# [TO BE DONE]
Find the lines that contain the word "seconds" and copy each one.

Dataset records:
┌────────
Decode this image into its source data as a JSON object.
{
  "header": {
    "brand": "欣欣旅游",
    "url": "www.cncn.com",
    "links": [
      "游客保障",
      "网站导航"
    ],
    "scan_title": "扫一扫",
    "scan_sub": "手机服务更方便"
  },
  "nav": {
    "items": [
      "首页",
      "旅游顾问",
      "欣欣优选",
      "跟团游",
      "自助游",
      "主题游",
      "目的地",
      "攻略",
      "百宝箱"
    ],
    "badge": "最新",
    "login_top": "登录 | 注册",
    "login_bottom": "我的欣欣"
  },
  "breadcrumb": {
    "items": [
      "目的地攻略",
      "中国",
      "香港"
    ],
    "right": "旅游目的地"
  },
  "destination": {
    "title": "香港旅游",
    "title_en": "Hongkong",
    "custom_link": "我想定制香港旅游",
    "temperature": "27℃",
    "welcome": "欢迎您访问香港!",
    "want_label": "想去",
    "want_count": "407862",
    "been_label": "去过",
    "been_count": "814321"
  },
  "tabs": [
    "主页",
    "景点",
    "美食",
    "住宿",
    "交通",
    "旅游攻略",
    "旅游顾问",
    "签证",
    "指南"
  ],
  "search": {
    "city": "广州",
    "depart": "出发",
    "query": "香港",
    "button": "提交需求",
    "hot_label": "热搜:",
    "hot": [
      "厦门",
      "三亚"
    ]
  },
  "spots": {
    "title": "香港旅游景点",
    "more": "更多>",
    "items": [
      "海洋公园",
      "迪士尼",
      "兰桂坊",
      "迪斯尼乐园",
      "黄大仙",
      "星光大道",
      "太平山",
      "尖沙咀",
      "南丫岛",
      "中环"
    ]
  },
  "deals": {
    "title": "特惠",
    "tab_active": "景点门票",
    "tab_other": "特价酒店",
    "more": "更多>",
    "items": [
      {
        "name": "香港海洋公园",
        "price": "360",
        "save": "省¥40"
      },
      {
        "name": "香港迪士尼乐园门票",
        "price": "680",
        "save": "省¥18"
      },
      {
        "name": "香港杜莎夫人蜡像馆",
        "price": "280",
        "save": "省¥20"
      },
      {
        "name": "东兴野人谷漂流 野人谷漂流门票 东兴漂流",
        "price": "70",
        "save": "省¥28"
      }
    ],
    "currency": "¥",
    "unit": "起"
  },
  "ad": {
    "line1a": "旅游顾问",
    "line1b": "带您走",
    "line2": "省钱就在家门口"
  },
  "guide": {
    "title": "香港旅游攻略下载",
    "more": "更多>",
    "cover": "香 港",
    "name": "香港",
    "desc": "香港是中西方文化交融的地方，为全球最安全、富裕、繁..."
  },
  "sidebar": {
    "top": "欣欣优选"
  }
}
└────────
┌────────
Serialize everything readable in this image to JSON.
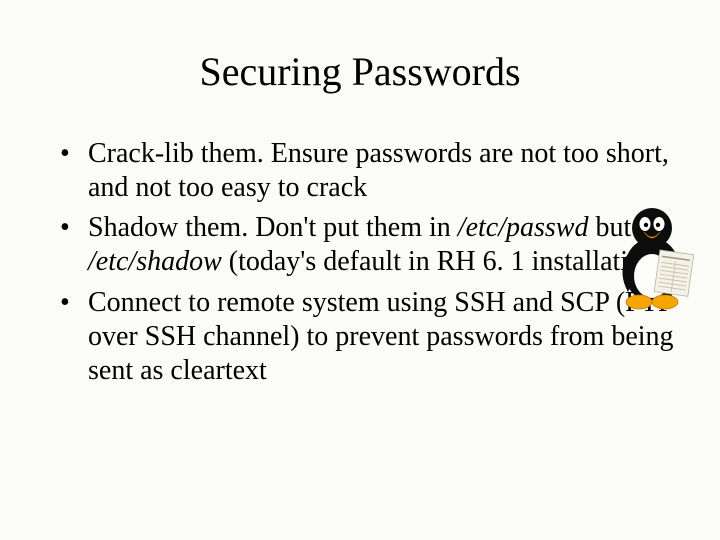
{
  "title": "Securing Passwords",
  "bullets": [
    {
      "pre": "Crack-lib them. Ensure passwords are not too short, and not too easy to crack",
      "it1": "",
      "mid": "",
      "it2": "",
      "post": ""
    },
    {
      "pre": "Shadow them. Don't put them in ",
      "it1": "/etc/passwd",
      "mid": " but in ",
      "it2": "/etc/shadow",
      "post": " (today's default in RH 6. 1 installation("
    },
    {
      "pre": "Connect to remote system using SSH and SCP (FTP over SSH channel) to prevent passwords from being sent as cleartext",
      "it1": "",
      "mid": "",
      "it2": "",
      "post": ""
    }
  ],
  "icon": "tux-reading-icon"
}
└────────
┌────────
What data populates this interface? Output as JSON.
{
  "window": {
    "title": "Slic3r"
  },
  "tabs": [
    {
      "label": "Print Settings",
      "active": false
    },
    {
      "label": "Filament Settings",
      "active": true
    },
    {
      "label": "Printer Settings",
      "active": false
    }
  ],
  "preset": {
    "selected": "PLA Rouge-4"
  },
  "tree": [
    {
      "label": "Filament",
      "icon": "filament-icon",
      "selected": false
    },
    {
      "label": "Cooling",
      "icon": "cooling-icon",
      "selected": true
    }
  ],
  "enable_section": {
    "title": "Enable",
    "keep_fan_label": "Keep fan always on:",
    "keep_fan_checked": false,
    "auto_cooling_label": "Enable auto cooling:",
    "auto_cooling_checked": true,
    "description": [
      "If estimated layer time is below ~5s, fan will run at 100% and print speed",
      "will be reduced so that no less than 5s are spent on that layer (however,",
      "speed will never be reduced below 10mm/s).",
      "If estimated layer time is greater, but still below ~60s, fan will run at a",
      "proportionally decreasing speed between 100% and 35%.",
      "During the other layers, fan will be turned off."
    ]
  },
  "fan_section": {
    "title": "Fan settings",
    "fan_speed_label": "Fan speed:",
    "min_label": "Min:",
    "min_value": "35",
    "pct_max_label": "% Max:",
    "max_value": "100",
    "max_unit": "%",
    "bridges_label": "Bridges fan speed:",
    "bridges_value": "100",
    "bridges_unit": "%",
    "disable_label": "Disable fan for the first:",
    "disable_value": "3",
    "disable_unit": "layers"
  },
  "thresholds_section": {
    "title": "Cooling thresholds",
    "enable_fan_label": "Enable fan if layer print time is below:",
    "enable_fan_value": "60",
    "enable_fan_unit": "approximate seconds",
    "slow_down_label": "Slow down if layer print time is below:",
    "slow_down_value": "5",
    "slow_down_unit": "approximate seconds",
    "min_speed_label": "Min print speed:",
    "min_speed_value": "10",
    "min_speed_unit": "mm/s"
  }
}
└────────
# [RESULT]
    "enable_fan_unit": "approximate seconds",
    "slow_down_unit": "approximate seconds",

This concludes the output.